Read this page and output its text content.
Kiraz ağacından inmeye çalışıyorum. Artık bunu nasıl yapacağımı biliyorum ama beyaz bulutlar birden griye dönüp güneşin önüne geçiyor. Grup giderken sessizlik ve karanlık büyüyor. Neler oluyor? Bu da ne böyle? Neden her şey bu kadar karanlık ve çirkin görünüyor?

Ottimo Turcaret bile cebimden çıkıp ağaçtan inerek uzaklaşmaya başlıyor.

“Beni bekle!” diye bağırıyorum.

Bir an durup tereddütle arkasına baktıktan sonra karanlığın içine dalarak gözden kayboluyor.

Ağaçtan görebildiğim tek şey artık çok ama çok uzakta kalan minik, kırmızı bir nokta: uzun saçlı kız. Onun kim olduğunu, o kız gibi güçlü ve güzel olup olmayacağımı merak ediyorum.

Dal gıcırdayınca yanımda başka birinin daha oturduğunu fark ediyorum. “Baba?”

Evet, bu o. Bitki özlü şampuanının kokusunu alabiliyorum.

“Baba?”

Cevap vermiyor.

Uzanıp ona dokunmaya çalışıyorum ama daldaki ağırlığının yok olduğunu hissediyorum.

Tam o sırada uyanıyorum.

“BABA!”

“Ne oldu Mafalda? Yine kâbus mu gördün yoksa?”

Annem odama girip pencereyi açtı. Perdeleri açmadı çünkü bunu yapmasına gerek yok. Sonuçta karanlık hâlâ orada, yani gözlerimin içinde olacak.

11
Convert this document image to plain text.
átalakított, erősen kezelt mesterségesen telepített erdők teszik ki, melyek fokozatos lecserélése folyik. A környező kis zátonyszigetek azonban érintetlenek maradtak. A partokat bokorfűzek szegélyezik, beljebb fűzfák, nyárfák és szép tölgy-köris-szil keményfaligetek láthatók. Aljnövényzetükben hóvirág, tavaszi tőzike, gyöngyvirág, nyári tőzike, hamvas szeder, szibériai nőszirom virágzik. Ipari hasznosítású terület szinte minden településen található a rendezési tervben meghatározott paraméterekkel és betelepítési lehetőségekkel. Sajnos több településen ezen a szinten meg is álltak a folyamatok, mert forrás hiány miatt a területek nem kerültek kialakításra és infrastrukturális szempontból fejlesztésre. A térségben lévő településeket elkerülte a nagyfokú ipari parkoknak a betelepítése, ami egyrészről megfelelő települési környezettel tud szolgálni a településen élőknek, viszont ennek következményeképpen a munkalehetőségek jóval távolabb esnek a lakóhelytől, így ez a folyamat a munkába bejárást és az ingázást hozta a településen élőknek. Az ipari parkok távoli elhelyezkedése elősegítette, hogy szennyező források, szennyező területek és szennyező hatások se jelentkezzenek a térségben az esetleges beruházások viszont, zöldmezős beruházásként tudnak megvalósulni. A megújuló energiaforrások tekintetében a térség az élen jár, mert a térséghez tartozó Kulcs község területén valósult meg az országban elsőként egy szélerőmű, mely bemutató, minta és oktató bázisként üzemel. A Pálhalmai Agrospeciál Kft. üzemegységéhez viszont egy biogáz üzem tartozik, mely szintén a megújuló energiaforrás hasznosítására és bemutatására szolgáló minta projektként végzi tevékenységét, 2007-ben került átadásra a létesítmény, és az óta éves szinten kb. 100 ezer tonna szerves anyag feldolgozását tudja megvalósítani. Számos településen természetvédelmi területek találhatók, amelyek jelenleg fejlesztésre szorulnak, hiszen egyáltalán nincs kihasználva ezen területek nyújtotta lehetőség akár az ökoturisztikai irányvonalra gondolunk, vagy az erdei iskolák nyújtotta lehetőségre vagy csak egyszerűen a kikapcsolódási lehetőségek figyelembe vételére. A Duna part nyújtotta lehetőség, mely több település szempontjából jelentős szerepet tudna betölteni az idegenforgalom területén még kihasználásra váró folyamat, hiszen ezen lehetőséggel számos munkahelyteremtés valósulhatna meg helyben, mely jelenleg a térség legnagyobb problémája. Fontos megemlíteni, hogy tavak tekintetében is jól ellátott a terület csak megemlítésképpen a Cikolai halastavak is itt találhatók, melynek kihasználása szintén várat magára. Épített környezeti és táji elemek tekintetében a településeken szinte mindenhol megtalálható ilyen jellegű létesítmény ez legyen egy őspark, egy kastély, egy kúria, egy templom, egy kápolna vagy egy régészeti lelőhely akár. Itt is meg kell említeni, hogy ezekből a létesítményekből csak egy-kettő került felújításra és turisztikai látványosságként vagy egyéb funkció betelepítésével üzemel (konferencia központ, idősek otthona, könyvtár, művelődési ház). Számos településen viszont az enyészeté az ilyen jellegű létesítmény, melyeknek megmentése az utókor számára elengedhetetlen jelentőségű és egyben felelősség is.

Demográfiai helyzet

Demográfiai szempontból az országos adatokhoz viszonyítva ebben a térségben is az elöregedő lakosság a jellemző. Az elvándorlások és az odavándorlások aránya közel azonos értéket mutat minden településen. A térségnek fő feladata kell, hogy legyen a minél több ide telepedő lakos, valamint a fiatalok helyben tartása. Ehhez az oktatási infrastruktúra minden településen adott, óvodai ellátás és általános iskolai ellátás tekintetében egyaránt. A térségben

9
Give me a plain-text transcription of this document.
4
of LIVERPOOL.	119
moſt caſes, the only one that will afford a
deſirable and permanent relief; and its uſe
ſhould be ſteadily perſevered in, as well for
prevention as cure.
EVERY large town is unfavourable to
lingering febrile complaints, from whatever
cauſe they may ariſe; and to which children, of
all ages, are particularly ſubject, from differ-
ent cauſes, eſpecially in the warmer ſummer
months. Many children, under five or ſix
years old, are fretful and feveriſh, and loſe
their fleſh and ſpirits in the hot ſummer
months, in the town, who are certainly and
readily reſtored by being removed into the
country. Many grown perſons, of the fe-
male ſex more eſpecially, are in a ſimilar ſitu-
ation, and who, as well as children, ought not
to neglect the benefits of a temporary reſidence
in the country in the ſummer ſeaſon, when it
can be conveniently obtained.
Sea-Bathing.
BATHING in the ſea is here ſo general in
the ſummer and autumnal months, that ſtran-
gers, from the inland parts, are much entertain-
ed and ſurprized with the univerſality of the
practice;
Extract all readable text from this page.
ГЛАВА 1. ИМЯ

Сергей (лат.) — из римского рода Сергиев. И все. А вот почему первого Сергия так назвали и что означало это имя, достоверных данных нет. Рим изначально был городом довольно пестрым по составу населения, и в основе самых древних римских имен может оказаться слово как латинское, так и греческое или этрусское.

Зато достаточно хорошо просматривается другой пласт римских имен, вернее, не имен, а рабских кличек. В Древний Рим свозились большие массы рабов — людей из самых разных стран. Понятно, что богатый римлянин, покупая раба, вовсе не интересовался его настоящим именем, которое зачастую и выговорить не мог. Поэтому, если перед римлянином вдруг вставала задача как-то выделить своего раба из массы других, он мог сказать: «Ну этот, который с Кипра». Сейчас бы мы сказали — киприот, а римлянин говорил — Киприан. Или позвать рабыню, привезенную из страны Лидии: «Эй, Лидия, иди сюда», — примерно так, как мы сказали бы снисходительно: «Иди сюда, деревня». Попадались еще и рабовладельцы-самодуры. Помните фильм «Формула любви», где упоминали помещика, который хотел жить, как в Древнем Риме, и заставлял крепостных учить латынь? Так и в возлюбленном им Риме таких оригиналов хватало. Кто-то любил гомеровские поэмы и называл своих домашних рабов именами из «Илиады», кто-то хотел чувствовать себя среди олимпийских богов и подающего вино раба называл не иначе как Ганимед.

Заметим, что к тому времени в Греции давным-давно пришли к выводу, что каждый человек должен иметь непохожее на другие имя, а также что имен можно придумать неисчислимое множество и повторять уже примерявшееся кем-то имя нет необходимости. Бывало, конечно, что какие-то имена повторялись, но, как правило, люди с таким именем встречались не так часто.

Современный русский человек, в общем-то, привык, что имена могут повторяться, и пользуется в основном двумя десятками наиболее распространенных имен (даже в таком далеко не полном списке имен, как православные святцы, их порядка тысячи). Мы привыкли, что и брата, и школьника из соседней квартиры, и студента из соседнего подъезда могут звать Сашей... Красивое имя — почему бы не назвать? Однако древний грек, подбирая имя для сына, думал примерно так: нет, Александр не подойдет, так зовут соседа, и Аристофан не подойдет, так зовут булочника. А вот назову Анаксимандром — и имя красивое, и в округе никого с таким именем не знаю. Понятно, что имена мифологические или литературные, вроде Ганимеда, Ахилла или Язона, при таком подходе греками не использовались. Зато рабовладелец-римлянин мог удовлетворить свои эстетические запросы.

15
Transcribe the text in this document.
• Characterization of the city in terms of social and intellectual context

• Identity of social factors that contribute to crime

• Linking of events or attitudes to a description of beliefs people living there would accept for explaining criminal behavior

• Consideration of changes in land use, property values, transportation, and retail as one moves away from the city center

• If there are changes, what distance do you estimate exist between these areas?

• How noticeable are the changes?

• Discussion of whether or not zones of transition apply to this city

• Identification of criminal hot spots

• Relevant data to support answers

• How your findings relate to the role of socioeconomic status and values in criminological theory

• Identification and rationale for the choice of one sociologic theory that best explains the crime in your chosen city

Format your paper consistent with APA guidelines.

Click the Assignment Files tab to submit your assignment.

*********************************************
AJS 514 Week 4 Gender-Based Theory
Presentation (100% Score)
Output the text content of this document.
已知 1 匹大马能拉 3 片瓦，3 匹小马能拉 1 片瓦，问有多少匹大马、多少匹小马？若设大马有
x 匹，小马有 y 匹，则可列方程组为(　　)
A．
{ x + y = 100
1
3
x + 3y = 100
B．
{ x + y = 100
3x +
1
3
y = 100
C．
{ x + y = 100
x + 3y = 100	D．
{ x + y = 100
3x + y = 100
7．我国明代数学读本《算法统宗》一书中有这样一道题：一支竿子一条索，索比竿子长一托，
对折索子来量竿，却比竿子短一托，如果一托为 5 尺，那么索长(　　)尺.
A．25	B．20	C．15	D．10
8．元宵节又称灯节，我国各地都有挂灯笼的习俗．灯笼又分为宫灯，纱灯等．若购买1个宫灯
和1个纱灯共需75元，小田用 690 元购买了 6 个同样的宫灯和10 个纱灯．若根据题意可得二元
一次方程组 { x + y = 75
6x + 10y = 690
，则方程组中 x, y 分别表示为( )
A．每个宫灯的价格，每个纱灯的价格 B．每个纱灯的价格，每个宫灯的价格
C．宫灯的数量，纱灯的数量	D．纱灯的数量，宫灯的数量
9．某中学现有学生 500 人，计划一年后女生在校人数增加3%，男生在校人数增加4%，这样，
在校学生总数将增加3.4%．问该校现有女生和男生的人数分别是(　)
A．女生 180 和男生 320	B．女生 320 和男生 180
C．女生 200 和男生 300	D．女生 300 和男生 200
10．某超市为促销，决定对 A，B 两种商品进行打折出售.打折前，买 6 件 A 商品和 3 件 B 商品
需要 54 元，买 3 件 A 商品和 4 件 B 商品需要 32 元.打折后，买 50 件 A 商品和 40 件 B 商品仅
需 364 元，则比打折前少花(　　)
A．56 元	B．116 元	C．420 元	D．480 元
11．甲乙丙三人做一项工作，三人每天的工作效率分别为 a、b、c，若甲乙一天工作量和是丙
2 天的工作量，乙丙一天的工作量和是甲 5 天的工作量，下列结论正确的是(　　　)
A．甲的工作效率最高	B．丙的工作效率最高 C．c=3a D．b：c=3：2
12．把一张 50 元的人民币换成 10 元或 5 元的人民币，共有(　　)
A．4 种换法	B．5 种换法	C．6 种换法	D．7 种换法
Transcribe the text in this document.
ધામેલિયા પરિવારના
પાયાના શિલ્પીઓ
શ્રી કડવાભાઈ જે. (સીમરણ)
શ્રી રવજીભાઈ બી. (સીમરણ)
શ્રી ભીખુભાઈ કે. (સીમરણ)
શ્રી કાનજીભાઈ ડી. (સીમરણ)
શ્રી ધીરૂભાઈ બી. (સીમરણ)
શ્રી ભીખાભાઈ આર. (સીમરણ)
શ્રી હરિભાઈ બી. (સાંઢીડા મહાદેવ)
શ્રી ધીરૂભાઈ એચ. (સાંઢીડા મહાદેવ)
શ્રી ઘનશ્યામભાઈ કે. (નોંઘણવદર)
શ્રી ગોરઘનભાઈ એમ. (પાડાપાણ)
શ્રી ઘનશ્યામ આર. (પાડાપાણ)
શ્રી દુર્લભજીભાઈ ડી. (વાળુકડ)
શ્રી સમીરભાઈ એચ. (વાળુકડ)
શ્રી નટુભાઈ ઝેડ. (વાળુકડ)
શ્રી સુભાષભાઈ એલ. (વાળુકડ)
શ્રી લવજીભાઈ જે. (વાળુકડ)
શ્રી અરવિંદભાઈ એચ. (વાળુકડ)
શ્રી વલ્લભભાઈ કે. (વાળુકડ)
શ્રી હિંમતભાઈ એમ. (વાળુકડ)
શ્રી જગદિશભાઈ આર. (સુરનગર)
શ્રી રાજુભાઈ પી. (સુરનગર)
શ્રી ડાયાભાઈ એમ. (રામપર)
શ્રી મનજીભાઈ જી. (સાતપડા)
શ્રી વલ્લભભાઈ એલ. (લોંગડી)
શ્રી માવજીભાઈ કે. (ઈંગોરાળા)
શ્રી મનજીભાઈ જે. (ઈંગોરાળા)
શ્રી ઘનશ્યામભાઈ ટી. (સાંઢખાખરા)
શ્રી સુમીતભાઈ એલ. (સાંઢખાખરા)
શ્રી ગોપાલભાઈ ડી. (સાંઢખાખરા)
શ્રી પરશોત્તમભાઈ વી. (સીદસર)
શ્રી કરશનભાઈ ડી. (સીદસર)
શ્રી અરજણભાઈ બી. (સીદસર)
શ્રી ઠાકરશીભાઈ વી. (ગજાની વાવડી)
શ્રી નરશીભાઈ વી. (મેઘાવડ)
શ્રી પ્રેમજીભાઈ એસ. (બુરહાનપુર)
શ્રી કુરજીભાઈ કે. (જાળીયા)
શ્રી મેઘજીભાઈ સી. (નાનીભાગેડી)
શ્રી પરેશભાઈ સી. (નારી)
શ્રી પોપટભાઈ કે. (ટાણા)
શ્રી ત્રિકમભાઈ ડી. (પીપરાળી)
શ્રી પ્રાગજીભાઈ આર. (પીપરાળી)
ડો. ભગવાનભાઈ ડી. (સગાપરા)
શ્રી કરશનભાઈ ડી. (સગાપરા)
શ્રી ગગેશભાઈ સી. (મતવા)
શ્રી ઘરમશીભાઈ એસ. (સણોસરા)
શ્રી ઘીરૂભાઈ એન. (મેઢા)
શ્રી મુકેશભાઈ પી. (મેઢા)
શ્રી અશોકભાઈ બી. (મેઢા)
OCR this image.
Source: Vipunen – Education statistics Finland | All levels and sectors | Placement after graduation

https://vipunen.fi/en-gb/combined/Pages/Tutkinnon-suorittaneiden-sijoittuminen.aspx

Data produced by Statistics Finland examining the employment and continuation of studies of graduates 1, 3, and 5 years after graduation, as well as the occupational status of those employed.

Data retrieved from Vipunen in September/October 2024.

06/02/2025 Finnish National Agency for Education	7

··········

_What you need to do_.
Track down every line holding the string "Identification" and copy it.

_Task answer_.
• Identification of criminal hot spots
• Identification and rationale for the choice of one sociologic theory that best explains the crime in your chosen city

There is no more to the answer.